» **TASK GOAL**
Can you rewrite every line of the records below as a Markdown table with two columns, Row and Line, numbering each row and leaving out any blank lines?

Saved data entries
• • • •
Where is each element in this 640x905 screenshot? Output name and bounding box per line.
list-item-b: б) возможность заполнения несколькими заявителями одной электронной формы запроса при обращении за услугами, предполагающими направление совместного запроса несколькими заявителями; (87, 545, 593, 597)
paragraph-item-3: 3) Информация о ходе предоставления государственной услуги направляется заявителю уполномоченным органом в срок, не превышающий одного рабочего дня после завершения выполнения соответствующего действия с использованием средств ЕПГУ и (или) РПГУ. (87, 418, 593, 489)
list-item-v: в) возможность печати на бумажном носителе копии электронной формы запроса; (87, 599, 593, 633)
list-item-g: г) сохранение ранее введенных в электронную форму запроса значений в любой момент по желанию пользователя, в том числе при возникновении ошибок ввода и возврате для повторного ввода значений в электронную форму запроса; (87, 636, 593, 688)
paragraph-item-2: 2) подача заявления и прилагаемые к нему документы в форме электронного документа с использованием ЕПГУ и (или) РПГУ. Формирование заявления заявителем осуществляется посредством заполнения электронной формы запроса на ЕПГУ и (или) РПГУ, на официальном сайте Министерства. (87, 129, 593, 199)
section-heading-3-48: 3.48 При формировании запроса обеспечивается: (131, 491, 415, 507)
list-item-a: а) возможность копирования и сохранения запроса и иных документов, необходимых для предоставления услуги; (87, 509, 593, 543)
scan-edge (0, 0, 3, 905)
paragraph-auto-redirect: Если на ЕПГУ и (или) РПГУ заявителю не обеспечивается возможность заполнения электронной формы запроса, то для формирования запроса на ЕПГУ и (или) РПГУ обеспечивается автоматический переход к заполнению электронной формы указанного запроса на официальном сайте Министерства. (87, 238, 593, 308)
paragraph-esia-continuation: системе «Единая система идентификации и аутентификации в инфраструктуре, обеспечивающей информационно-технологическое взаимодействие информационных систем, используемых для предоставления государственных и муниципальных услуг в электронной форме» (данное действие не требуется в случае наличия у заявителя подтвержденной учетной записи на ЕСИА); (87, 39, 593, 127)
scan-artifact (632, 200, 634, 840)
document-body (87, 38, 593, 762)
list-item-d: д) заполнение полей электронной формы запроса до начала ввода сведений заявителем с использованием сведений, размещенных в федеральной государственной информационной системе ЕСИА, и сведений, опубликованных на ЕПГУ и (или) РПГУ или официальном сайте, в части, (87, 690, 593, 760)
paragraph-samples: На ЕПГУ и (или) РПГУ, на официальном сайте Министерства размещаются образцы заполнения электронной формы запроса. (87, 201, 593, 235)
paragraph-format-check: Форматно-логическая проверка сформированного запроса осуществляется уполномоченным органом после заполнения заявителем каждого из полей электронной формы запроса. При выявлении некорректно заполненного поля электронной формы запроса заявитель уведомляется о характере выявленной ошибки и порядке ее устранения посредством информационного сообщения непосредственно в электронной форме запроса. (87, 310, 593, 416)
• • • •
» **WRITTEN RESPONSE**
| Row | Line |
|---|---|
| 1 | Where is each element in this 640x905 screenshot? Output name and bounding box per line. |
| 2 | list-item-b: б) возможность заполнения несколькими заявителями одной электронной формы запроса при обращении за услугами, предполагающими направление совместного запроса несколькими заявителями; (87, 545, 593, 597) |
| 3 | paragraph-item-3: 3) Информация о ходе предоставления государственной услуги направляется заявителю уполномоченным органом в срок, не превышающий одного рабочего дня после завершения выполнения соответствующего действия с использованием средств ЕПГУ и (или) РПГУ. (87, 418, 593, 489) |
| 4 | list-item-v: в) возможность печати на бумажном носителе копии электронной формы запроса; (87, 599, 593, 633) |
| 5 | list-item-g: г) сохранение ранее введенных в электронную форму запроса значений в любой момент по желанию пользователя, в том числе при возникновении ошибок ввода и возврате для повторного ввода значений в электронную форму запроса; (87, 636, 593, 688) |
| 6 | paragraph-item-2: 2) подача заявления и прилагаемые к нему документы в форме электронного документа с использованием ЕПГУ и (или) РПГУ. Формирование заявления заявителем осуществляется посредством заполнения электронной формы запроса на ЕПГУ и (или) РПГУ, на официальном сайте Министерства. (87, 129, 593, 199) |
| 7 | section-heading-3-48: 3.48 При формировании запроса обеспечивается: (131, 491, 415, 507) |
| 8 | list-item-a: а) возможность копирования и сохранения запроса и иных документов, необходимых для предоставления услуги; (87, 509, 593, 543) |
| 9 | scan-edge (0, 0, 3, 905) |
| 10 | paragraph-auto-redirect: Если на ЕПГУ и (или) РПГУ заявителю не обеспечивается возможность заполнения электронной формы запроса, то для формирования запроса на ЕПГУ и (или) РПГУ обеспечивается автоматический переход к заполнению электронной формы указанного запроса на официальном сайте Министерства. (87, 238, 593, 308) |
| 11 | paragraph-esia-continuation: системе «Единая система идентификации и аутентификации в инфраструктуре, обеспечивающей информационно-технологическое взаимодействие информационных систем, используемых для предоставления государственных и муниципальных услуг в электронной форме» (данное действие не требуется в случае наличия у заявителя подтвержденной учетной записи на ЕСИА); (87, 39, 593, 127) |
| 12 | scan-artifact (632, 200, 634, 840) |
| 13 | document-body (87, 38, 593, 762) |
| 14 | list-item-d: д) заполнение полей электронной формы запроса до начала ввода сведений заявителем с использованием сведений, размещенных в федеральной государственной информационной системе ЕСИА, и сведений, опубликованных на ЕПГУ и (или) РПГУ или официальном сайте, в части, (87, 690, 593, 760) |
| 15 | paragraph-samples: На ЕПГУ и (или) РПГУ, на официальном сайте Министерства размещаются образцы заполнения электронной формы запроса. (87, 201, 593, 235) |
| 16 | paragraph-format-check: Форматно-логическая проверка сформированного запроса осуществляется уполномоченным органом после заполнения заявителем каждого из полей электронной формы запроса. При выявлении некорректно заполненного поля электронной формы запроса заявитель уведомляется о характере выявленной ошибки и порядке ее устранения посредством информационного сообщения непосредственно в электронной форме запроса. (87, 310, 593, 416) |